Copy the listing verbatim, excluding any images found in it.

* BEGIN *

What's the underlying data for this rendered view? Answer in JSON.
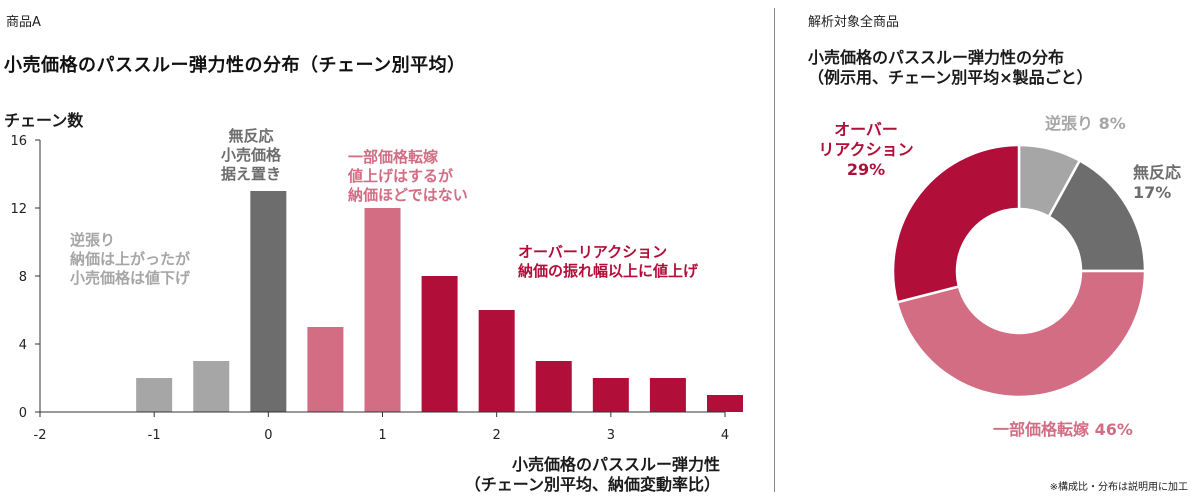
{
  "left": {
    "product_label": "商品A",
    "title": "小売価格のパススルー弾力性の分布（チェーン別平均）",
    "ylabel": "チェーン数",
    "xlabel_line1": "小売価格のパススルー弾力性",
    "xlabel_line2": "（チェーン別平均、納価変動率比）",
    "annotations": {
      "contrarian": "逆張り\n納価は上がったが\n小売価格は値下げ",
      "no_response": "無反応\n小売価格\n据え置き",
      "partial": "一部価格転嫁\n値上げはするが\n納価ほどではない",
      "overreaction": "オーバーリアクション\n納価の振れ幅以上に値上げ"
    }
  },
  "right": {
    "scope_label": "解析対象全商品",
    "title_line1": "小売価格のパススルー弾力性の分布",
    "title_line2": "（例示用、チェーン別平均×製品ごと）",
    "labels": {
      "contrarian": "逆張り 8%",
      "no_response_1": "無反応",
      "no_response_2": "17%",
      "overreaction_1": "オーバー",
      "overreaction_2": "リアクション",
      "overreaction_3": "29%",
      "partial": "一部価格転嫁 46%"
    },
    "note": "※構成比・分布は説明用に加工"
  },
  "colors": {
    "contrarian": "#a6a6a6",
    "no_response": "#6d6d6d",
    "partial": "#d26d84",
    "overreaction": "#b20e3a"
  },
  "chart_data": [
    {
      "type": "bar",
      "title": "小売価格のパススルー弾力性の分布（チェーン別平均）",
      "xlabel": "小売価格のパススルー弾力性（チェーン別平均、納価変動率比）",
      "ylabel": "チェーン数",
      "xlim": [
        -2,
        4
      ],
      "ylim": [
        0,
        16
      ],
      "xticks": [
        -2,
        -1,
        0,
        1,
        2,
        3,
        4
      ],
      "yticks": [
        0,
        4,
        8,
        12,
        16
      ],
      "grid": false,
      "bins": [
        {
          "x": -1.0,
          "value": 2,
          "group": "contrarian"
        },
        {
          "x": -0.5,
          "value": 3,
          "group": "contrarian"
        },
        {
          "x": 0.0,
          "value": 13,
          "group": "no_response"
        },
        {
          "x": 0.5,
          "value": 5,
          "group": "partial"
        },
        {
          "x": 1.0,
          "value": 12,
          "group": "partial"
        },
        {
          "x": 1.5,
          "value": 8,
          "group": "overreaction"
        },
        {
          "x": 2.0,
          "value": 6,
          "group": "overreaction"
        },
        {
          "x": 2.5,
          "value": 3,
          "group": "overreaction"
        },
        {
          "x": 3.0,
          "value": 2,
          "group": "overreaction"
        },
        {
          "x": 3.5,
          "value": 2,
          "group": "overreaction"
        },
        {
          "x": 4.0,
          "value": 1,
          "group": "overreaction"
        }
      ]
    },
    {
      "type": "pie",
      "title": "小売価格のパススルー弾力性の分布（例示用、チェーン別平均×製品ごと）",
      "slices": [
        {
          "label": "逆張り",
          "value": 8,
          "group": "contrarian"
        },
        {
          "label": "無反応",
          "value": 17,
          "group": "no_response"
        },
        {
          "label": "一部価格転嫁",
          "value": 46,
          "group": "partial"
        },
        {
          "label": "オーバーリアクション",
          "value": 29,
          "group": "overreaction"
        }
      ]
    }
  ]
}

* END *

**Written solution**
What's the underlying data for this rendered view? Answer in JSON.
{
  "left": {
    "product_label": "商品A",
    "title": "小売価格のパススルー弾力性の分布（チェーン別平均）",
    "ylabel": "チェーン数",
    "xlabel_line1": "小売価格のパススルー弾力性",
    "xlabel_line2": "（チェーン別平均、納価変動率比）",
    "annotations": {
      "contrarian": "逆張り\n納価は上がったが\n小売価格は値下げ",
      "no_response": "無反応\n小売価格\n据え置き",
      "partial": "一部価格転嫁\n値上げはするが\n納価ほどではない",
      "overreaction": "オーバーリアクション\n納価の振れ幅以上に値上げ"
    }
  },
  "right": {
    "scope_label": "解析対象全商品",
    "title_line1": "小売価格のパススルー弾力性の分布",
    "title_line2": "（例示用、チェーン別平均×製品ごと）",
    "labels": {
      "contrarian": "逆張り 8%",
      "no_response_1": "無反応",
      "no_response_2": "17%",
      "overreaction_1": "オーバー",
      "overreaction_2": "リアクション",
      "overreaction_3": "29%",
      "partial": "一部価格転嫁 46%"
    },
    "note": "※構成比・分布は説明用に加工"
  },
  "colors": {
    "contrarian": "#a6a6a6",
    "no_response": "#6d6d6d",
    "partial": "#d26d84",
    "overreaction": "#b20e3a"
  },
  "chart_data": [
    {
      "type": "bar",
      "title": "小売価格のパススルー弾力性の分布（チェーン別平均）",
      "xlabel": "小売価格のパススルー弾力性（チェーン別平均、納価変動率比）",
      "ylabel": "チェーン数",
      "xlim": [
        -2,
        4
      ],
      "ylim": [
        0,
        16
      ],
      "xticks": [
        -2,
        -1,
        0,
        1,
        2,
        3,
        4
      ],
      "yticks": [
        0,
        4,
        8,
        12,
        16
      ],
      "grid": false,
      "bins": [
        {
          "x": -1.0,
          "value": 2,
          "group": "contrarian"
        },
        {
          "x": -0.5,
          "value": 3,
          "group": "contrarian"
        },
        {
          "x": 0.0,
          "value": 13,
          "group": "no_response"
        },
        {
          "x": 0.5,
          "value": 5,
          "group": "partial"
        },
        {
          "x": 1.0,
          "value": 12,
          "group": "partial"
        },
        {
          "x": 1.5,
          "value": 8,
          "group": "overreaction"
        },
        {
          "x": 2.0,
          "value": 6,
          "group": "overreaction"
        },
        {
          "x": 2.5,
          "value": 3,
          "group": "overreaction"
        },
        {
          "x": 3.0,
          "value": 2,
          "group": "overreaction"
        },
        {
          "x": 3.5,
          "value": 2,
          "group": "overreaction"
        },
        {
          "x": 4.0,
          "value": 1,
          "group": "overreaction"
        }
      ]
    },
    {
      "type": "pie",
      "title": "小売価格のパススルー弾力性の分布（例示用、チェーン別平均×製品ごと）",
      "slices": [
        {
          "label": "逆張り",
          "value": 8,
          "group": "contrarian"
        },
        {
          "label": "無反応",
          "value": 17,
          "group": "no_response"
        },
        {
          "label": "一部価格転嫁",
          "value": 46,
          "group": "partial"
        },
        {
          "label": "オーバーリアクション",
          "value": 29,
          "group": "overreaction"
        }
      ]
    }
  ]
}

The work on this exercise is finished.